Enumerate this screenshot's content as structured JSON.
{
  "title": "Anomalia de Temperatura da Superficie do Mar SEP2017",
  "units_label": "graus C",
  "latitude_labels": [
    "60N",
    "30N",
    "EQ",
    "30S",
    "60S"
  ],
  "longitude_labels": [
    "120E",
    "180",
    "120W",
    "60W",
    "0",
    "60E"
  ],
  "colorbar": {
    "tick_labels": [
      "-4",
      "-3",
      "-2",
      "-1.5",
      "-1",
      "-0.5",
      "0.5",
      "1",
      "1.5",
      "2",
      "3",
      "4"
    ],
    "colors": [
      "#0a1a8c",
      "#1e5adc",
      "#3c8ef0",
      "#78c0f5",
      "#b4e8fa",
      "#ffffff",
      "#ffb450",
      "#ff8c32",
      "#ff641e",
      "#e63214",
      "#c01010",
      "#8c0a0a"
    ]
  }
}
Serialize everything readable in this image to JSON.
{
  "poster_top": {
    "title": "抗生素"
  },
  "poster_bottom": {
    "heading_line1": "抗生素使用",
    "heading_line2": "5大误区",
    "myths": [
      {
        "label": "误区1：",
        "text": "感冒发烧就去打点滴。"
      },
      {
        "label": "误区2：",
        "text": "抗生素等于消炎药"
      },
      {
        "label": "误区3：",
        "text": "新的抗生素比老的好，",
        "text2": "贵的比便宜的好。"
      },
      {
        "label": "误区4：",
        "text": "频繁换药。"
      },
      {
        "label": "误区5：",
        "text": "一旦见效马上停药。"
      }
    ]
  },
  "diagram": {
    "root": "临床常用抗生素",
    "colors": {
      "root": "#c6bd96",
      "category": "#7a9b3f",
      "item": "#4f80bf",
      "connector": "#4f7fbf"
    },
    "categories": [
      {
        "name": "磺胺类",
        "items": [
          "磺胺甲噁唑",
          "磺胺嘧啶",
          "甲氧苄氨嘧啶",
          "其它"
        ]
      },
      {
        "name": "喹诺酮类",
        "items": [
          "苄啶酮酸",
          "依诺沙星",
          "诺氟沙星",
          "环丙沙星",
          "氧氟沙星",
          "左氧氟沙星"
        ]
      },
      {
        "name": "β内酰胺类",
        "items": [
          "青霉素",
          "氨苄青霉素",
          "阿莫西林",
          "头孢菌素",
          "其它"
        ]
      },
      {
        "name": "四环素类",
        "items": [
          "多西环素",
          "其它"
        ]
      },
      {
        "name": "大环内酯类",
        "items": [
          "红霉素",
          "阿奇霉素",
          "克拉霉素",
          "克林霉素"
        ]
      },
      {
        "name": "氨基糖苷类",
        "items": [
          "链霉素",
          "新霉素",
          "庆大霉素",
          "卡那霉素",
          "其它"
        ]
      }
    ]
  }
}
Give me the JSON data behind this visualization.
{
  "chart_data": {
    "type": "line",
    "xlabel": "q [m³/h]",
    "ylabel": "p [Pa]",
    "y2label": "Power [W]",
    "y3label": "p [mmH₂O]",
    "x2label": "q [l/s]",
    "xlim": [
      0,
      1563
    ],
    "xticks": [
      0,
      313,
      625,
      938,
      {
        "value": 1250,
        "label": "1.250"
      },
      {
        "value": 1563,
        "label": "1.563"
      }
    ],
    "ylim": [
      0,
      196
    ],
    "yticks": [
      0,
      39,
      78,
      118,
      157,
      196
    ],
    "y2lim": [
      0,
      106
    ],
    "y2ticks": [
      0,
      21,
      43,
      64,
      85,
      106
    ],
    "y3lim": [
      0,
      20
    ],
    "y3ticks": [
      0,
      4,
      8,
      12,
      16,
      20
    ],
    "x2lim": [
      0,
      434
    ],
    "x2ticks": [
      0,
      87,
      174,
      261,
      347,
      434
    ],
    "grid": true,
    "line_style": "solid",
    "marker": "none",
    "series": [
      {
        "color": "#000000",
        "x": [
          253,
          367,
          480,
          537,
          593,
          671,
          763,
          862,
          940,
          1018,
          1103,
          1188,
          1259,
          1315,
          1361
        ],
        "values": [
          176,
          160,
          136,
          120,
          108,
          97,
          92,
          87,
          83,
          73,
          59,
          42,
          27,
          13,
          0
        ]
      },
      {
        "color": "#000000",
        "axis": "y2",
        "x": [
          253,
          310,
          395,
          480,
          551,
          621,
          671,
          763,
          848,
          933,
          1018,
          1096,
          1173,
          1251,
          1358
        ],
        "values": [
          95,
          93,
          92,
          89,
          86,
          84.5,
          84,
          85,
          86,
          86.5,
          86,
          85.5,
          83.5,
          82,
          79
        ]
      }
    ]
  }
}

**EXERCISE GOAL:** Return every record, word for word.

**RESULT BELOW:**
Enumerate this screenshot's content as structured JSON.
{
  "title": "Anomalia de Temperatura da Superficie do Mar SEP2017",
  "units_label": "graus C",
  "latitude_labels": [
    "60N",
    "30N",
    "EQ",
    "30S",
    "60S"
  ],
  "longitude_labels": [
    "120E",
    "180",
    "120W",
    "60W",
    "0",
    "60E"
  ],
  "colorbar": {
    "tick_labels": [
      "-4",
      "-3",
      "-2",
      "-1.5",
      "-1",
      "-0.5",
      "0.5",
      "1",
      "1.5",
      "2",
      "3",
      "4"
    ],
    "colors": [
      "#0a1a8c",
      "#1e5adc",
      "#3c8ef0",
      "#78c0f5",
      "#b4e8fa",
      "#ffffff",
      "#ffb450",
      "#ff8c32",
      "#ff641e",
      "#e63214",
      "#c01010",
      "#8c0a0a"
    ]
  }
}
Serialize everything readable in this image to JSON.
{
  "poster_top": {
    "title": "抗生素"
  },
  "poster_bottom": {
    "heading_line1": "抗生素使用",
    "heading_line2": "5大误区",
    "myths": [
      {
        "label": "误区1：",
        "text": "感冒发烧就去打点滴。"
      },
      {
        "label": "误区2：",
        "text": "抗生素等于消炎药"
      },
      {
        "label": "误区3：",
        "text": "新的抗生素比老的好，",
        "text2": "贵的比便宜的好。"
      },
      {
        "label": "误区4：",
        "text": "频繁换药。"
      },
      {
        "label": "误区5：",
        "text": "一旦见效马上停药。"
      }
    ]
  },
  "diagram": {
    "root": "临床常用抗生素",
    "colors": {
      "root": "#c6bd96",
      "category": "#7a9b3f",
      "item": "#4f80bf",
      "connector": "#4f7fbf"
    },
    "categories": [
      {
        "name": "磺胺类",
        "items": [
          "磺胺甲噁唑",
          "磺胺嘧啶",
          "甲氧苄氨嘧啶",
          "其它"
        ]
      },
      {
        "name": "喹诺酮类",
        "items": [
          "苄啶酮酸",
          "依诺沙星",
          "诺氟沙星",
          "环丙沙星",
          "氧氟沙星",
          "左氧氟沙星"
        ]
      },
      {
        "name": "β内酰胺类",
        "items": [
          "青霉素",
          "氨苄青霉素",
          "阿莫西林",
          "头孢菌素",
          "其它"
        ]
      },
      {
        "name": "四环素类",
        "items": [
          "多西环素",
          "其它"
        ]
      },
      {
        "name": "大环内酯类",
        "items": [
          "红霉素",
          "阿奇霉素",
          "克拉霉素",
          "克林霉素"
        ]
      },
      {
        "name": "氨基糖苷类",
        "items": [
          "链霉素",
          "新霉素",
          "庆大霉素",
          "卡那霉素",
          "其它"
        ]
      }
    ]
  }
}
Give me the JSON data behind this visualization.
{
  "chart_data": {
    "type": "line",
    "xlabel": "q [m³/h]",
    "ylabel": "p [Pa]",
    "y2label": "Power [W]",
    "y3label": "p [mmH₂O]",
    "x2label": "q [l/s]",
    "xlim": [
      0,
      1563
    ],
    "xticks": [
      0,
      313,
      625,
      938,
      {
        "value": 1250,
        "label": "1.250"
      },
      {
        "value": 1563,
        "label": "1.563"
      }
    ],
    "ylim": [
      0,
      196
    ],
    "yticks": [
      0,
      39,
      78,
      118,
      157,
      196
    ],
    "y2lim": [
      0,
      106
    ],
    "y2ticks": [
      0,
      21,
      43,
      64,
      85,
      106
    ],
    "y3lim": [
      0,
      20
    ],
    "y3ticks": [
      0,
      4,
      8,
      12,
      16,
      20
    ],
    "x2lim": [
      0,
      434
    ],
    "x2ticks": [
      0,
      87,
      174,
      261,
      347,
      434
    ],
    "grid": true,
    "line_style": "solid",
    "marker": "none",
    "series": [
      {
        "color": "#000000",
        "x": [
          253,
          367,
          480,
          537,
          593,
          671,
          763,
          862,
          940,
          1018,
          1103,
          1188,
          1259,
          1315,
          1361
        ],
        "values": [
          176,
          160,
          136,
          120,
          108,
          97,
          92,
          87,
          83,
          73,
          59,
          42,
          27,
          13,
          0
        ]
      },
      {
        "color": "#000000",
        "axis": "y2",
        "x": [
          253,
          310,
          395,
          480,
          551,
          621,
          671,
          763,
          848,
          933,
          1018,
          1096,
          1173,
          1251,
          1358
        ],
        "values": [
          95,
          93,
          92,
          89,
          86,
          84.5,
          84,
          85,
          86,
          86.5,
          86,
          85.5,
          83.5,
          82,
          79
        ]
      }
    ]
  }
}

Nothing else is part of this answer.